§ **Your objective**
Put the lines below into a Markdown table with a Row column for the row number and a Line column for the line itself. Skip any blank lines and leave out the pictures.

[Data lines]
··········

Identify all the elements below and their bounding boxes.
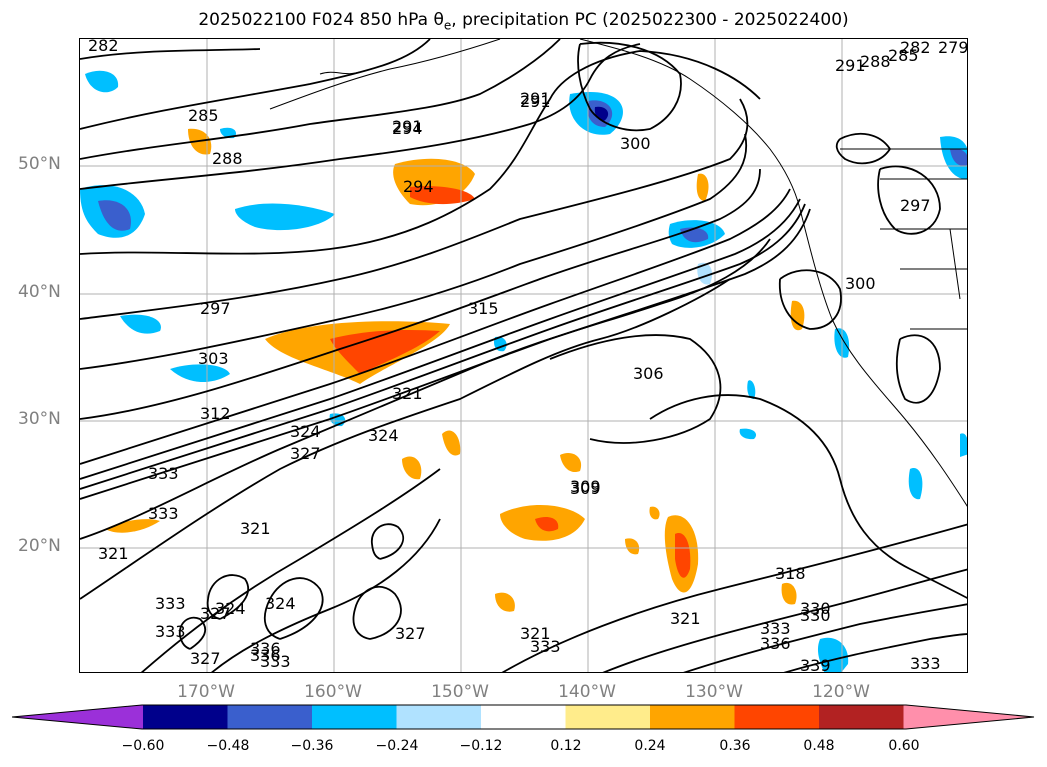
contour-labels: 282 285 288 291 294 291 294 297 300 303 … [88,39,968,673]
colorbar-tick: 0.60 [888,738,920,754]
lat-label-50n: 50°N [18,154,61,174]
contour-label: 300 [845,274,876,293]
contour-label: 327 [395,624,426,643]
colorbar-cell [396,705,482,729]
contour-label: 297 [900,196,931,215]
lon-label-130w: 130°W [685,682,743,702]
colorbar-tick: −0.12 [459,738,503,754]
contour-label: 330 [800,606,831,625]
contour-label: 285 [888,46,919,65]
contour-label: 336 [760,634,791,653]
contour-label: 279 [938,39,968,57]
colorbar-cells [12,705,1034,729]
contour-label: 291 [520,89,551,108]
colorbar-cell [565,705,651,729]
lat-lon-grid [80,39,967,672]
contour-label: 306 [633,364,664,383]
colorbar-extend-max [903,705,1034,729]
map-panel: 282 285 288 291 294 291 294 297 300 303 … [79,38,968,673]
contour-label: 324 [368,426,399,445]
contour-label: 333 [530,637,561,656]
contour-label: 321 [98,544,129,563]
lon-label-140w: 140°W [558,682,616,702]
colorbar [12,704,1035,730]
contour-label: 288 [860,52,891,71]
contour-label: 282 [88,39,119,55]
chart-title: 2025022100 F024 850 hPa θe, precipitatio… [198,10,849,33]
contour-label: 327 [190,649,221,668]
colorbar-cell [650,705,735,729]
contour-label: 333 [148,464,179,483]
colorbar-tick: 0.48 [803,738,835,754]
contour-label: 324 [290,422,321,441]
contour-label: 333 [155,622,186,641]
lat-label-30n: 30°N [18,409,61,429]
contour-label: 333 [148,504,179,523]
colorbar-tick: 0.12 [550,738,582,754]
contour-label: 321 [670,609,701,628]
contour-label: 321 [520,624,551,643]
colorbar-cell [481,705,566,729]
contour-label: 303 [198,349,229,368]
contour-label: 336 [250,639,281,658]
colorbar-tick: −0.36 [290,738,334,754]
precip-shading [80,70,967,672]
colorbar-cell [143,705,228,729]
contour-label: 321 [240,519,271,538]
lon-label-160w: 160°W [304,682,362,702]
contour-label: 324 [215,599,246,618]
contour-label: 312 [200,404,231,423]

··········

§ **Output below**
| Row | Line |
|---|---|
| 1 | Identify all the elements below and their bounding boxes. |
| 2 | contour-labels: 282 285 288 291 294 291 294 297 300 303 … [88,39,968,673] |
| 3 | colorbar-tick: 0.60 [888,738,920,754] |
| 4 | lat-label-50n: 50°N [18,154,61,174] |
| 5 | contour-label: 300 [845,274,876,293] |
| 6 | contour-label: 327 [395,624,426,643] |
| 7 | colorbar-cell [396,705,482,729] |
| 8 | contour-label: 297 [900,196,931,215] |
| 9 | lon-label-130w: 130°W [685,682,743,702] |
| 10 | colorbar-tick: −0.12 [459,738,503,754] |
| 11 | contour-label: 330 [800,606,831,625] |
| 12 | contour-label: 285 [888,46,919,65] |
| 13 | contour-label: 336 [760,634,791,653] |
| 14 | contour-label: 279 [938,39,968,57] |
| 15 | colorbar-cells [12,705,1034,729] |
| 16 | contour-label: 291 [520,89,551,108] |
| 17 | colorbar-cell [565,705,651,729] |
| 18 | lat-lon-grid [80,39,967,672] |
| 19 | contour-label: 306 [633,364,664,383] |
| 20 | colorbar-extend-max [903,705,1034,729] |
| 21 | map-panel: 282 285 288 291 294 291 294 297 300 303 … [79,38,968,673] |
| 22 | contour-label: 324 [368,426,399,445] |
| 23 | contour-label: 333 [530,637,561,656] |
| 24 | contour-label: 321 [98,544,129,563] |
| 25 | lon-label-140w: 140°W [558,682,616,702] |
| 26 | colorbar [12,704,1035,730] |
| 27 | contour-label: 288 [860,52,891,71] |
| 28 | contour-label: 282 [88,39,119,55] |
| 29 | chart-title: 2025022100 F024 850 hPa θe, precipitatio… [198,10,849,33] |
| 30 | contour-label: 327 [190,649,221,668] |
| 31 | colorbar-cell [650,705,735,729] |
| 32 | contour-label: 333 [148,464,179,483] |
| 33 | colorbar-tick: 0.48 [803,738,835,754] |
| 34 | contour-label: 324 [290,422,321,441] |
| 35 | contour-label: 333 [155,622,186,641] |
| 36 | lat-label-30n: 30°N [18,409,61,429] |
| 37 | contour-label: 333 [148,504,179,523] |
| 38 | colorbar-tick: 0.12 [550,738,582,754] |
| 39 | contour-label: 321 [670,609,701,628] |
| 40 | contour-label: 321 [520,624,551,643] |
| 41 | colorbar-cell [481,705,566,729] |
| 42 | contour-label: 303 [198,349,229,368] |
| 43 | contour-label: 336 [250,639,281,658] |
| 44 | colorbar-tick: −0.36 [290,738,334,754] |
| 45 | precip-shading [80,70,967,672] |
| 46 | colorbar-cell [143,705,228,729] |
| 47 | contour-label: 321 [240,519,271,538] |
| 48 | lon-label-160w: 160°W [304,682,362,702] |
| 49 | contour-label: 324 [215,599,246,618] |
| 50 | contour-label: 312 [200,404,231,423] |